### [Figure collection entries]
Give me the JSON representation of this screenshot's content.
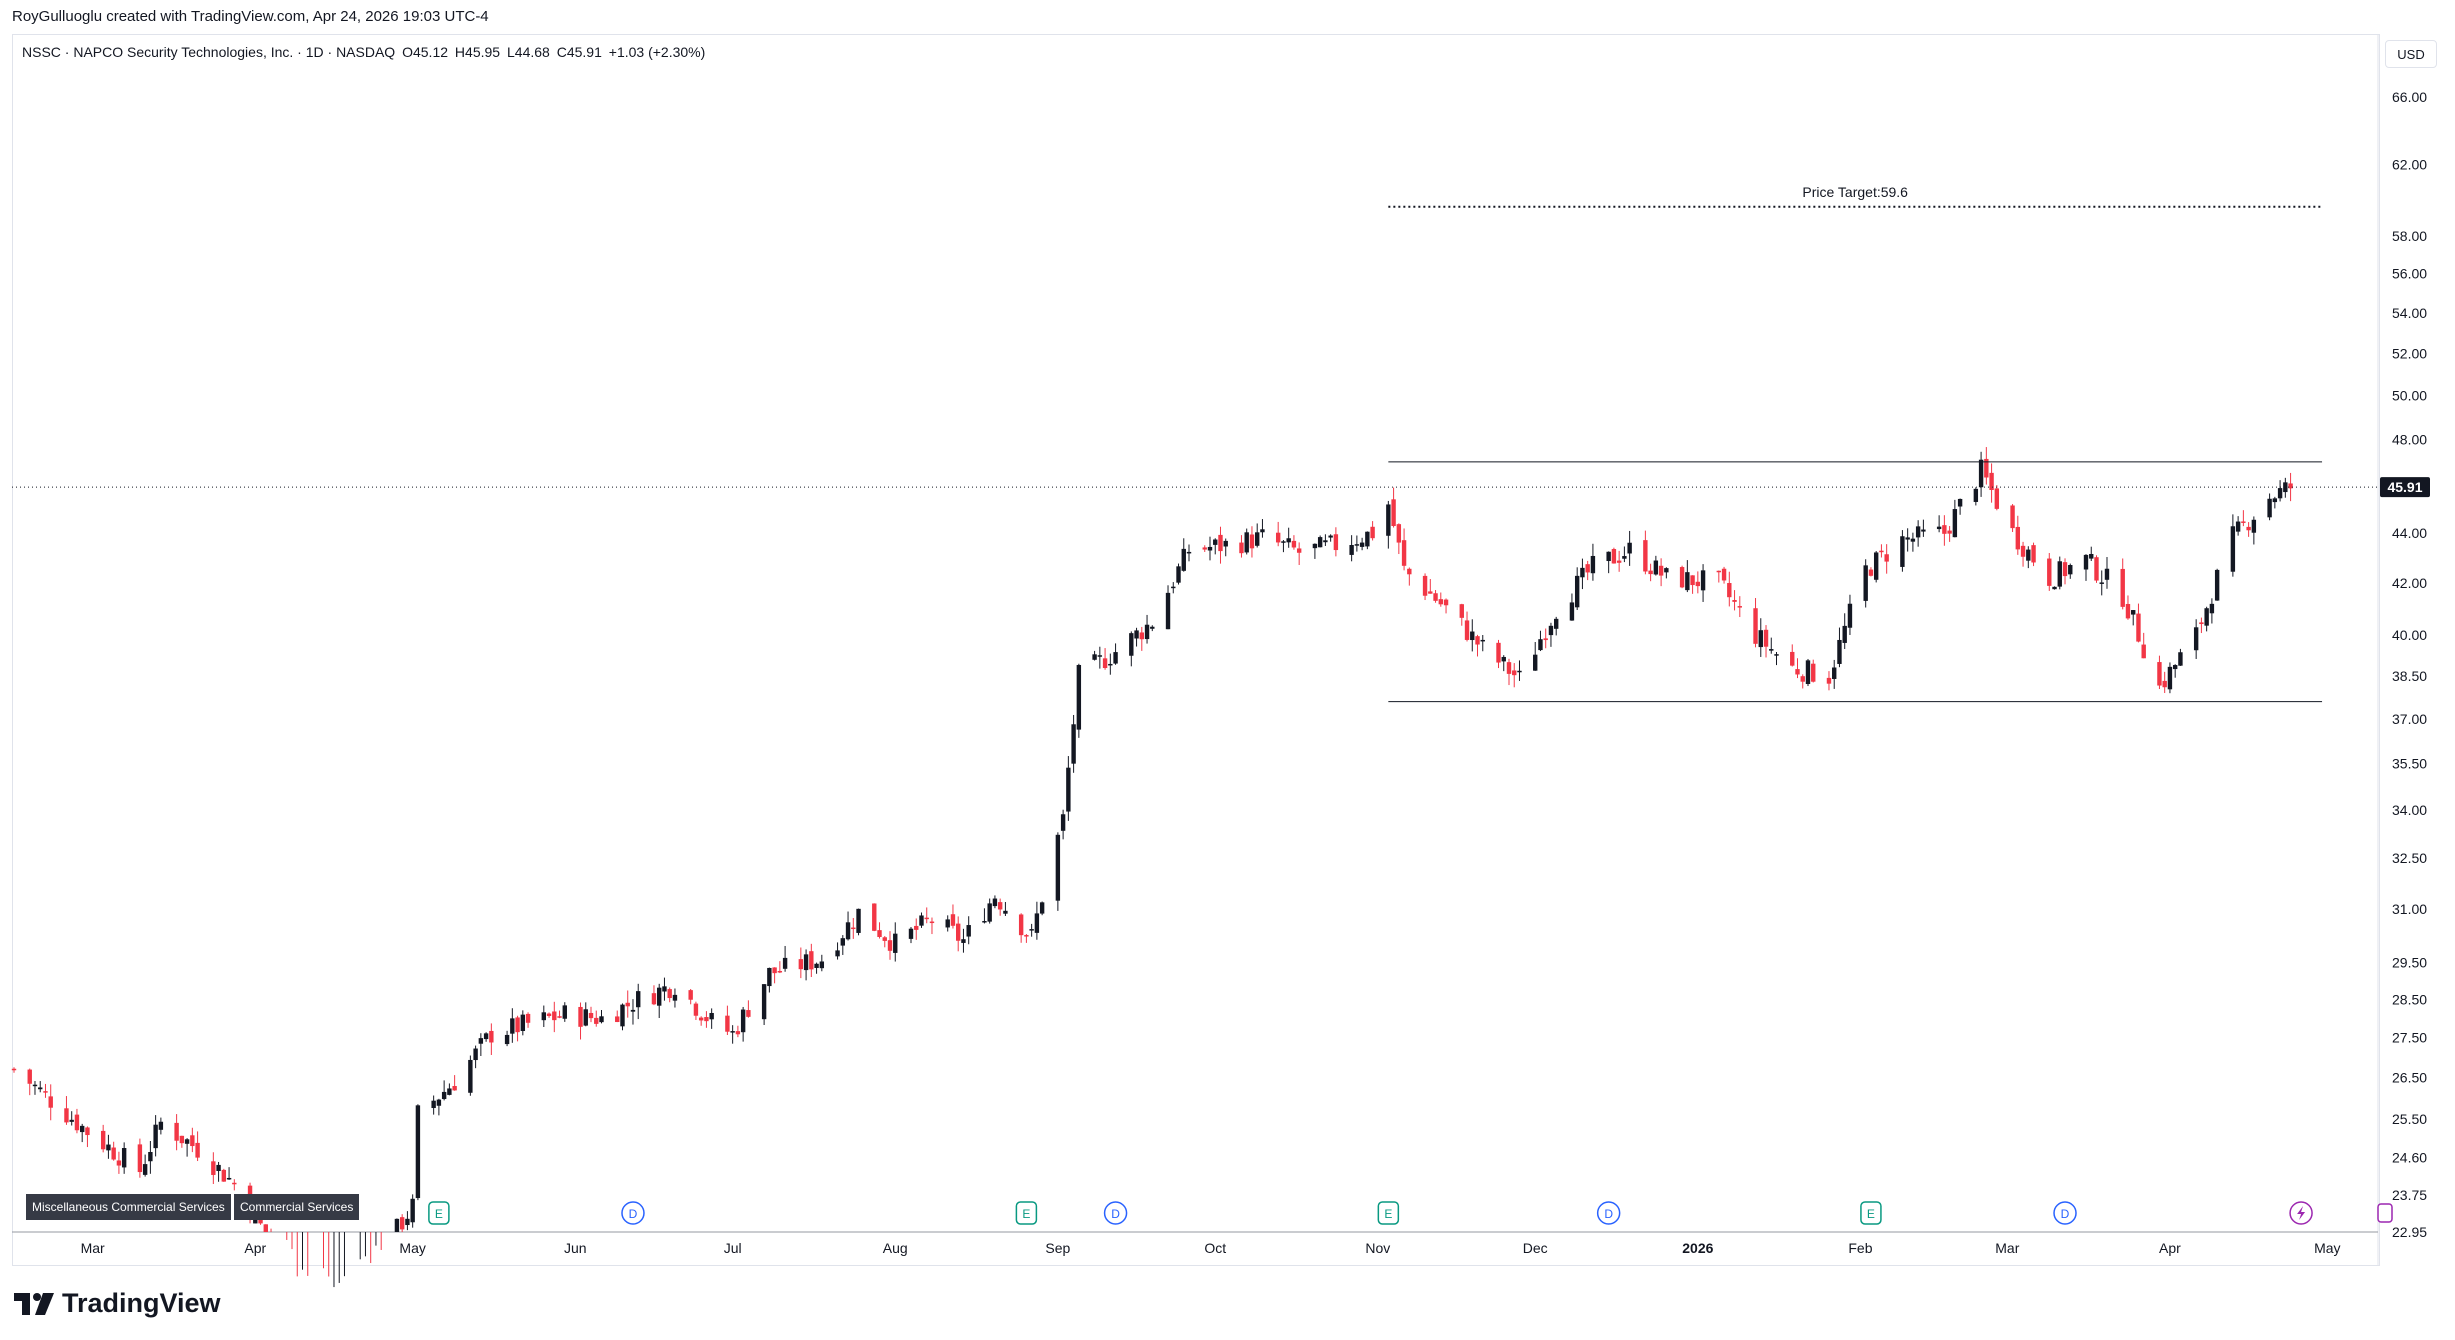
{
  "header": {
    "credit": "RoyGulluoglu created with TradingView.com, Apr 24, 2026 19:03 UTC-4"
  },
  "symbol_info": {
    "name": "NSSC · NAPCO Security Technologies, Inc. · 1D · NASDAQ",
    "open_label": "O",
    "open": "45.12",
    "high_label": "H",
    "high": "45.95",
    "low_label": "L",
    "low": "44.68",
    "close_label": "C",
    "close": "45.91",
    "change": "+1.03 (+2.30%)"
  },
  "currency": "USD",
  "brand": "TradingView",
  "sector_tags": [
    "Miscellaneous Commercial Services",
    "Commercial Services"
  ],
  "colors": {
    "up": "#131722",
    "down": "#f23645",
    "grid": "#f0f3fa",
    "price_tag_bg": "#131722",
    "earnings": "#089981",
    "dividend": "#2962ff",
    "split": "#9c27b0"
  },
  "chart_data": {
    "type": "candlestick",
    "title": "",
    "xlabel": "",
    "ylabel": "",
    "y_scale": "log",
    "ylim": [
      22.95,
      70.0
    ],
    "x_ticks": [
      "Mar",
      "Apr",
      "May",
      "Jun",
      "Jul",
      "Aug",
      "Sep",
      "Oct",
      "Nov",
      "Dec",
      "2026",
      "Feb",
      "Mar",
      "Apr",
      "May"
    ],
    "x_tick_dates": [
      "2025-03-01",
      "2025-04-01",
      "2025-05-01",
      "2025-06-01",
      "2025-07-01",
      "2025-08-01",
      "2025-09-01",
      "2025-10-01",
      "2025-11-01",
      "2025-12-01",
      "2026-01-01",
      "2026-02-01",
      "2026-03-01",
      "2026-04-01",
      "2026-05-01"
    ],
    "y_ticks": [
      "66.00",
      "62.00",
      "58.00",
      "56.00",
      "54.00",
      "52.00",
      "50.00",
      "48.00",
      "44.00",
      "42.00",
      "40.00",
      "38.50",
      "37.00",
      "35.50",
      "34.00",
      "32.50",
      "31.00",
      "29.50",
      "28.50",
      "27.50",
      "26.50",
      "25.50",
      "24.60",
      "23.75",
      "22.95"
    ],
    "last_price": "45.91",
    "anchors": [
      [
        "2025-02-14",
        26.7
      ],
      [
        "2025-02-28",
        25.2
      ],
      [
        "2025-03-10",
        24.3
      ],
      [
        "2025-03-14",
        25.4
      ],
      [
        "2025-03-21",
        24.8
      ],
      [
        "2025-03-28",
        24.0
      ],
      [
        "2025-04-04",
        22.7
      ],
      [
        "2025-04-15",
        21.5
      ],
      [
        "2025-04-25",
        22.5
      ],
      [
        "2025-05-01",
        23.5
      ],
      [
        "2025-05-02",
        25.6
      ],
      [
        "2025-05-09",
        26.4
      ],
      [
        "2025-05-16",
        27.6
      ],
      [
        "2025-05-30",
        28.1
      ],
      [
        "2025-06-06",
        28.0
      ],
      [
        "2025-06-13",
        28.5
      ],
      [
        "2025-06-20",
        28.9
      ],
      [
        "2025-06-27",
        27.9
      ],
      [
        "2025-07-01",
        27.6
      ],
      [
        "2025-07-08",
        29.2
      ],
      [
        "2025-07-18",
        29.6
      ],
      [
        "2025-07-25",
        30.9
      ],
      [
        "2025-08-01",
        30.0
      ],
      [
        "2025-08-08",
        30.7
      ],
      [
        "2025-08-14",
        30.1
      ],
      [
        "2025-08-20",
        31.4
      ],
      [
        "2025-08-27",
        30.2
      ],
      [
        "2025-09-02",
        33.7
      ],
      [
        "2025-09-05",
        38.5
      ],
      [
        "2025-09-12",
        39.4
      ],
      [
        "2025-09-19",
        40.5
      ],
      [
        "2025-09-26",
        43.3
      ],
      [
        "2025-10-03",
        43.5
      ],
      [
        "2025-10-10",
        43.8
      ],
      [
        "2025-10-17",
        43.2
      ],
      [
        "2025-10-24",
        43.5
      ],
      [
        "2025-10-31",
        44.0
      ],
      [
        "2025-11-03",
        45.2
      ],
      [
        "2025-11-06",
        42.5
      ],
      [
        "2025-11-14",
        41.0
      ],
      [
        "2025-11-21",
        39.5
      ],
      [
        "2025-11-28",
        38.4
      ],
      [
        "2025-12-05",
        41.0
      ],
      [
        "2025-12-12",
        42.6
      ],
      [
        "2025-12-19",
        43.3
      ],
      [
        "2025-12-26",
        42.2
      ],
      [
        "2026-01-05",
        42.0
      ],
      [
        "2026-01-12",
        40.0
      ],
      [
        "2026-01-19",
        38.8
      ],
      [
        "2026-01-26",
        38.5
      ],
      [
        "2026-02-02",
        42.5
      ],
      [
        "2026-02-09",
        43.7
      ],
      [
        "2026-02-17",
        44.0
      ],
      [
        "2026-02-24",
        46.6
      ],
      [
        "2026-03-02",
        44.0
      ],
      [
        "2026-03-09",
        42.2
      ],
      [
        "2026-03-16",
        42.9
      ],
      [
        "2026-03-23",
        41.5
      ],
      [
        "2026-03-30",
        38.1
      ],
      [
        "2026-04-06",
        40.0
      ],
      [
        "2026-04-13",
        43.8
      ],
      [
        "2026-04-20",
        45.5
      ],
      [
        "2026-04-24",
        45.91
      ]
    ],
    "annotations": {
      "price_target_label": "Price Target:59.6",
      "price_target": 59.6,
      "range_top": 47.0,
      "range_bottom": 37.6,
      "range_start": "2025-11-03",
      "range_end": "2026-04-30"
    },
    "events": [
      {
        "type": "E",
        "date": "2025-05-06"
      },
      {
        "type": "D",
        "date": "2025-06-12"
      },
      {
        "type": "E",
        "date": "2025-08-26"
      },
      {
        "type": "D",
        "date": "2025-09-12"
      },
      {
        "type": "E",
        "date": "2025-11-03"
      },
      {
        "type": "D",
        "date": "2025-12-15"
      },
      {
        "type": "E",
        "date": "2026-02-03"
      },
      {
        "type": "D",
        "date": "2026-03-12"
      },
      {
        "type": "S",
        "date": "2026-04-26"
      },
      {
        "type": "S2",
        "date": "2026-05-12"
      }
    ]
  }
}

### [Set task]
Copy the whole of the material above exactly, but not its images.

### [Written response]
Give me the JSON representation of this screenshot's content.
{
  "header": {
    "credit": "RoyGulluoglu created with TradingView.com, Apr 24, 2026 19:03 UTC-4"
  },
  "symbol_info": {
    "name": "NSSC · NAPCO Security Technologies, Inc. · 1D · NASDAQ",
    "open_label": "O",
    "open": "45.12",
    "high_label": "H",
    "high": "45.95",
    "low_label": "L",
    "low": "44.68",
    "close_label": "C",
    "close": "45.91",
    "change": "+1.03 (+2.30%)"
  },
  "currency": "USD",
  "brand": "TradingView",
  "sector_tags": [
    "Miscellaneous Commercial Services",
    "Commercial Services"
  ],
  "colors": {
    "up": "#131722",
    "down": "#f23645",
    "grid": "#f0f3fa",
    "price_tag_bg": "#131722",
    "earnings": "#089981",
    "dividend": "#2962ff",
    "split": "#9c27b0"
  },
  "chart_data": {
    "type": "candlestick",
    "title": "",
    "xlabel": "",
    "ylabel": "",
    "y_scale": "log",
    "ylim": [
      22.95,
      70.0
    ],
    "x_ticks": [
      "Mar",
      "Apr",
      "May",
      "Jun",
      "Jul",
      "Aug",
      "Sep",
      "Oct",
      "Nov",
      "Dec",
      "2026",
      "Feb",
      "Mar",
      "Apr",
      "May"
    ],
    "x_tick_dates": [
      "2025-03-01",
      "2025-04-01",
      "2025-05-01",
      "2025-06-01",
      "2025-07-01",
      "2025-08-01",
      "2025-09-01",
      "2025-10-01",
      "2025-11-01",
      "2025-12-01",
      "2026-01-01",
      "2026-02-01",
      "2026-03-01",
      "2026-04-01",
      "2026-05-01"
    ],
    "y_ticks": [
      "66.00",
      "62.00",
      "58.00",
      "56.00",
      "54.00",
      "52.00",
      "50.00",
      "48.00",
      "44.00",
      "42.00",
      "40.00",
      "38.50",
      "37.00",
      "35.50",
      "34.00",
      "32.50",
      "31.00",
      "29.50",
      "28.50",
      "27.50",
      "26.50",
      "25.50",
      "24.60",
      "23.75",
      "22.95"
    ],
    "last_price": "45.91",
    "anchors": [
      [
        "2025-02-14",
        26.7
      ],
      [
        "2025-02-28",
        25.2
      ],
      [
        "2025-03-10",
        24.3
      ],
      [
        "2025-03-14",
        25.4
      ],
      [
        "2025-03-21",
        24.8
      ],
      [
        "2025-03-28",
        24.0
      ],
      [
        "2025-04-04",
        22.7
      ],
      [
        "2025-04-15",
        21.5
      ],
      [
        "2025-04-25",
        22.5
      ],
      [
        "2025-05-01",
        23.5
      ],
      [
        "2025-05-02",
        25.6
      ],
      [
        "2025-05-09",
        26.4
      ],
      [
        "2025-05-16",
        27.6
      ],
      [
        "2025-05-30",
        28.1
      ],
      [
        "2025-06-06",
        28.0
      ],
      [
        "2025-06-13",
        28.5
      ],
      [
        "2025-06-20",
        28.9
      ],
      [
        "2025-06-27",
        27.9
      ],
      [
        "2025-07-01",
        27.6
      ],
      [
        "2025-07-08",
        29.2
      ],
      [
        "2025-07-18",
        29.6
      ],
      [
        "2025-07-25",
        30.9
      ],
      [
        "2025-08-01",
        30.0
      ],
      [
        "2025-08-08",
        30.7
      ],
      [
        "2025-08-14",
        30.1
      ],
      [
        "2025-08-20",
        31.4
      ],
      [
        "2025-08-27",
        30.2
      ],
      [
        "2025-09-02",
        33.7
      ],
      [
        "2025-09-05",
        38.5
      ],
      [
        "2025-09-12",
        39.4
      ],
      [
        "2025-09-19",
        40.5
      ],
      [
        "2025-09-26",
        43.3
      ],
      [
        "2025-10-03",
        43.5
      ],
      [
        "2025-10-10",
        43.8
      ],
      [
        "2025-10-17",
        43.2
      ],
      [
        "2025-10-24",
        43.5
      ],
      [
        "2025-10-31",
        44.0
      ],
      [
        "2025-11-03",
        45.2
      ],
      [
        "2025-11-06",
        42.5
      ],
      [
        "2025-11-14",
        41.0
      ],
      [
        "2025-11-21",
        39.5
      ],
      [
        "2025-11-28",
        38.4
      ],
      [
        "2025-12-05",
        41.0
      ],
      [
        "2025-12-12",
        42.6
      ],
      [
        "2025-12-19",
        43.3
      ],
      [
        "2025-12-26",
        42.2
      ],
      [
        "2026-01-05",
        42.0
      ],
      [
        "2026-01-12",
        40.0
      ],
      [
        "2026-01-19",
        38.8
      ],
      [
        "2026-01-26",
        38.5
      ],
      [
        "2026-02-02",
        42.5
      ],
      [
        "2026-02-09",
        43.7
      ],
      [
        "2026-02-17",
        44.0
      ],
      [
        "2026-02-24",
        46.6
      ],
      [
        "2026-03-02",
        44.0
      ],
      [
        "2026-03-09",
        42.2
      ],
      [
        "2026-03-16",
        42.9
      ],
      [
        "2026-03-23",
        41.5
      ],
      [
        "2026-03-30",
        38.1
      ],
      [
        "2026-04-06",
        40.0
      ],
      [
        "2026-04-13",
        43.8
      ],
      [
        "2026-04-20",
        45.5
      ],
      [
        "2026-04-24",
        45.91
      ]
    ],
    "annotations": {
      "price_target_label": "Price Target:59.6",
      "price_target": 59.6,
      "range_top": 47.0,
      "range_bottom": 37.6,
      "range_start": "2025-11-03",
      "range_end": "2026-04-30"
    },
    "events": [
      {
        "type": "E",
        "date": "2025-05-06"
      },
      {
        "type": "D",
        "date": "2025-06-12"
      },
      {
        "type": "E",
        "date": "2025-08-26"
      },
      {
        "type": "D",
        "date": "2025-09-12"
      },
      {
        "type": "E",
        "date": "2025-11-03"
      },
      {
        "type": "D",
        "date": "2025-12-15"
      },
      {
        "type": "E",
        "date": "2026-02-03"
      },
      {
        "type": "D",
        "date": "2026-03-12"
      },
      {
        "type": "S",
        "date": "2026-04-26"
      },
      {
        "type": "S2",
        "date": "2026-05-12"
      }
    ]
  }
}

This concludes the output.